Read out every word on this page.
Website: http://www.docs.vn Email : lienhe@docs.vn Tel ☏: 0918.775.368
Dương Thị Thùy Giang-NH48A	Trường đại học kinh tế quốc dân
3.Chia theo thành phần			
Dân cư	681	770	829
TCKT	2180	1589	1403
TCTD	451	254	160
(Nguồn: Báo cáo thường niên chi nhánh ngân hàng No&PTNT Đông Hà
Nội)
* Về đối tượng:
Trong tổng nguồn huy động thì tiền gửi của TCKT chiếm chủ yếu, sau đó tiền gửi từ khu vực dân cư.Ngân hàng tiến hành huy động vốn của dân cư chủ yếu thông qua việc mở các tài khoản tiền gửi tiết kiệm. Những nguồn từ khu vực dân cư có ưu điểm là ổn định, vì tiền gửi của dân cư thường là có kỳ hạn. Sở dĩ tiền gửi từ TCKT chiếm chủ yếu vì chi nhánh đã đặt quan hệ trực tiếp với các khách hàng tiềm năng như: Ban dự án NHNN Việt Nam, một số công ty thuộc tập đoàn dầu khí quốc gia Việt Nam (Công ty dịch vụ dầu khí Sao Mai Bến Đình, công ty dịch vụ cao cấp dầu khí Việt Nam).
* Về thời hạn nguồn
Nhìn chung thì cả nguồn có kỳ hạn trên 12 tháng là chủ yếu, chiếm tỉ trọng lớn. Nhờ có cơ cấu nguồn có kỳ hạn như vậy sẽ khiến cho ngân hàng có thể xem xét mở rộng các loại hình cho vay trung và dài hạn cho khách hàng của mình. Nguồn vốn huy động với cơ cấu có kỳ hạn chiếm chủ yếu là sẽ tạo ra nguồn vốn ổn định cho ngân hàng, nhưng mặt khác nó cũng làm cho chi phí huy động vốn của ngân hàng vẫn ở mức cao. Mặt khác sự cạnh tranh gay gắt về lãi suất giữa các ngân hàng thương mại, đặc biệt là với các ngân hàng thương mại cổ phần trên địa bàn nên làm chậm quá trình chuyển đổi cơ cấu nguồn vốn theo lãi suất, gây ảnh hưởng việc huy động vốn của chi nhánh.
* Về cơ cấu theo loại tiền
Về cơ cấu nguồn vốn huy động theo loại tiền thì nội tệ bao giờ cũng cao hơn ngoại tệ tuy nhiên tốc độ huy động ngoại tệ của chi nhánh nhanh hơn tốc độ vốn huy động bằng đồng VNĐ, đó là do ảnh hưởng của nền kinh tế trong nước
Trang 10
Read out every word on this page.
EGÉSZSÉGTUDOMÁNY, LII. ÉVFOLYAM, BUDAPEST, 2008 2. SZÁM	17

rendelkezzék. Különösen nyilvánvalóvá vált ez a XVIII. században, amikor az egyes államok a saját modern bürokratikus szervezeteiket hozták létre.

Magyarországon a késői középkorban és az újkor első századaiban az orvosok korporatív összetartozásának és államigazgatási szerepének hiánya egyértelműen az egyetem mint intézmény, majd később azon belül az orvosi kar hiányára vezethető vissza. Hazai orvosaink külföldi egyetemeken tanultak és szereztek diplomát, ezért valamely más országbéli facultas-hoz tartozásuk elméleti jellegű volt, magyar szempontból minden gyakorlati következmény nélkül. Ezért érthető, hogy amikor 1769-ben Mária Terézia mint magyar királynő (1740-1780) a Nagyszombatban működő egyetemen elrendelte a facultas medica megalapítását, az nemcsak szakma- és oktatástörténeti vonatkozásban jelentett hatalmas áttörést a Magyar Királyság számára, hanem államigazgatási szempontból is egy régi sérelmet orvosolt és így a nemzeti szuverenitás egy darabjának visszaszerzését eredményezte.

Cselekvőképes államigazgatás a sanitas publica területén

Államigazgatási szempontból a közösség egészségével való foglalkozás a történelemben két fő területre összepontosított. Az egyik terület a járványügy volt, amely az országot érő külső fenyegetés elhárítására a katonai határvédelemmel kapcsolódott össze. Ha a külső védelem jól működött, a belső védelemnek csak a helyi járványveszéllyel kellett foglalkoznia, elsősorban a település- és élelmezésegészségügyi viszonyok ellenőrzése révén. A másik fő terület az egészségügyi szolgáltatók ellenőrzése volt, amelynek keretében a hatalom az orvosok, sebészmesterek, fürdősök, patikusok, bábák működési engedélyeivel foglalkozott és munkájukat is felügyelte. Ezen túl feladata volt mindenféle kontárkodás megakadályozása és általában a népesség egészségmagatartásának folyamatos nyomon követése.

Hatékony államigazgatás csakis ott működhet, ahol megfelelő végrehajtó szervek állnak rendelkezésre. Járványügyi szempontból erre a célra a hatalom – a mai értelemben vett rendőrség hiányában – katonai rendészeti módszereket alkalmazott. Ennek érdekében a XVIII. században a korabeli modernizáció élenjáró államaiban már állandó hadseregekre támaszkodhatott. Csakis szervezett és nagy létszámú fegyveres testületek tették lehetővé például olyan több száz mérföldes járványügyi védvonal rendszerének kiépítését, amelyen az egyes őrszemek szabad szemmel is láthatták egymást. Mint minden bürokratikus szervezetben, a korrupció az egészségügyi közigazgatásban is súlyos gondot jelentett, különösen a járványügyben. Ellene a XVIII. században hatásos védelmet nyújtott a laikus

→ What is asked
Transcribe every entry word for word.

→ Response below
Read out every word on this page.
Website: http://www.docs.vn Email : lienhe@docs.vn Tel ☏: 0918.775.368
Dương Thị Thùy Giang-NH48A	Trường đại học kinh tế quốc dân
3.Chia theo thành phần			
Dân cư	681	770	829
TCKT	2180	1589	1403
TCTD	451	254	160
(Nguồn: Báo cáo thường niên chi nhánh ngân hàng No&PTNT Đông Hà
Nội)
* Về đối tượng:
Trong tổng nguồn huy động thì tiền gửi của TCKT chiếm chủ yếu, sau đó tiền gửi từ khu vực dân cư.Ngân hàng tiến hành huy động vốn của dân cư chủ yếu thông qua việc mở các tài khoản tiền gửi tiết kiệm. Những nguồn từ khu vực dân cư có ưu điểm là ổn định, vì tiền gửi của dân cư thường là có kỳ hạn. Sở dĩ tiền gửi từ TCKT chiếm chủ yếu vì chi nhánh đã đặt quan hệ trực tiếp với các khách hàng tiềm năng như: Ban dự án NHNN Việt Nam, một số công ty thuộc tập đoàn dầu khí quốc gia Việt Nam (Công ty dịch vụ dầu khí Sao Mai Bến Đình, công ty dịch vụ cao cấp dầu khí Việt Nam).
* Về thời hạn nguồn
Nhìn chung thì cả nguồn có kỳ hạn trên 12 tháng là chủ yếu, chiếm tỉ trọng lớn. Nhờ có cơ cấu nguồn có kỳ hạn như vậy sẽ khiến cho ngân hàng có thể xem xét mở rộng các loại hình cho vay trung và dài hạn cho khách hàng của mình. Nguồn vốn huy động với cơ cấu có kỳ hạn chiếm chủ yếu là sẽ tạo ra nguồn vốn ổn định cho ngân hàng, nhưng mặt khác nó cũng làm cho chi phí huy động vốn của ngân hàng vẫn ở mức cao. Mặt khác sự cạnh tranh gay gắt về lãi suất giữa các ngân hàng thương mại, đặc biệt là với các ngân hàng thương mại cổ phần trên địa bàn nên làm chậm quá trình chuyển đổi cơ cấu nguồn vốn theo lãi suất, gây ảnh hưởng việc huy động vốn của chi nhánh.
* Về cơ cấu theo loại tiền
Về cơ cấu nguồn vốn huy động theo loại tiền thì nội tệ bao giờ cũng cao hơn ngoại tệ tuy nhiên tốc độ huy động ngoại tệ của chi nhánh nhanh hơn tốc độ vốn huy động bằng đồng VNĐ, đó là do ảnh hưởng của nền kinh tế trong nước
Trang 10
Read out every word on this page.
EGÉSZSÉGTUDOMÁNY, LII. ÉVFOLYAM, BUDAPEST, 2008 2. SZÁM	17

rendelkezzék. Különösen nyilvánvalóvá vált ez a XVIII. században, amikor az egyes államok a saját modern bürokratikus szervezeteiket hozták létre.

Magyarországon a késői középkorban és az újkor első századaiban az orvosok korporatív összetartozásának és államigazgatási szerepének hiánya egyértelműen az egyetem mint intézmény, majd később azon belül az orvosi kar hiányára vezethető vissza. Hazai orvosaink külföldi egyetemeken tanultak és szereztek diplomát, ezért valamely más országbéli facultas-hoz tartozásuk elméleti jellegű volt, magyar szempontból minden gyakorlati következmény nélkül. Ezért érthető, hogy amikor 1769-ben Mária Terézia mint magyar királynő (1740-1780) a Nagyszombatban működő egyetemen elrendelte a facultas medica megalapítását, az nemcsak szakma- és oktatástörténeti vonatkozásban jelentett hatalmas áttörést a Magyar Királyság számára, hanem államigazgatási szempontból is egy régi sérelmet orvosolt és így a nemzeti szuverenitás egy darabjának visszaszerzését eredményezte.

Cselekvőképes államigazgatás a sanitas publica területén

Államigazgatási szempontból a közösség egészségével való foglalkozás a történelemben két fő területre összepontosított. Az egyik terület a járványügy volt, amely az országot érő külső fenyegetés elhárítására a katonai határvédelemmel kapcsolódott össze. Ha a külső védelem jól működött, a belső védelemnek csak a helyi járványveszéllyel kellett foglalkoznia, elsősorban a település- és élelmezésegészségügyi viszonyok ellenőrzése révén. A másik fő terület az egészségügyi szolgáltatók ellenőrzése volt, amelynek keretében a hatalom az orvosok, sebészmesterek, fürdősök, patikusok, bábák működési engedélyeivel foglalkozott és munkájukat is felügyelte. Ezen túl feladata volt mindenféle kontárkodás megakadályozása és általában a népesség egészségmagatartásának folyamatos nyomon követése.

Hatékony államigazgatás csakis ott működhet, ahol megfelelő végrehajtó szervek állnak rendelkezésre. Járványügyi szempontból erre a célra a hatalom – a mai értelemben vett rendőrség hiányában – katonai rendészeti módszereket alkalmazott. Ennek érdekében a XVIII. században a korabeli modernizáció élenjáró államaiban már állandó hadseregekre támaszkodhatott. Csakis szervezett és nagy létszámú fegyveres testületek tették lehetővé például olyan több száz mérföldes járványügyi védvonal rendszerének kiépítését, amelyen az egyes őrszemek szabad szemmel is láthatták egymást. Mint minden bürokratikus szervezetben, a korrupció az egészségügyi közigazgatásban is súlyos gondot jelentett, különösen a járványügyben. Ellene a XVIII. században hatásos védelmet nyújtott a laikus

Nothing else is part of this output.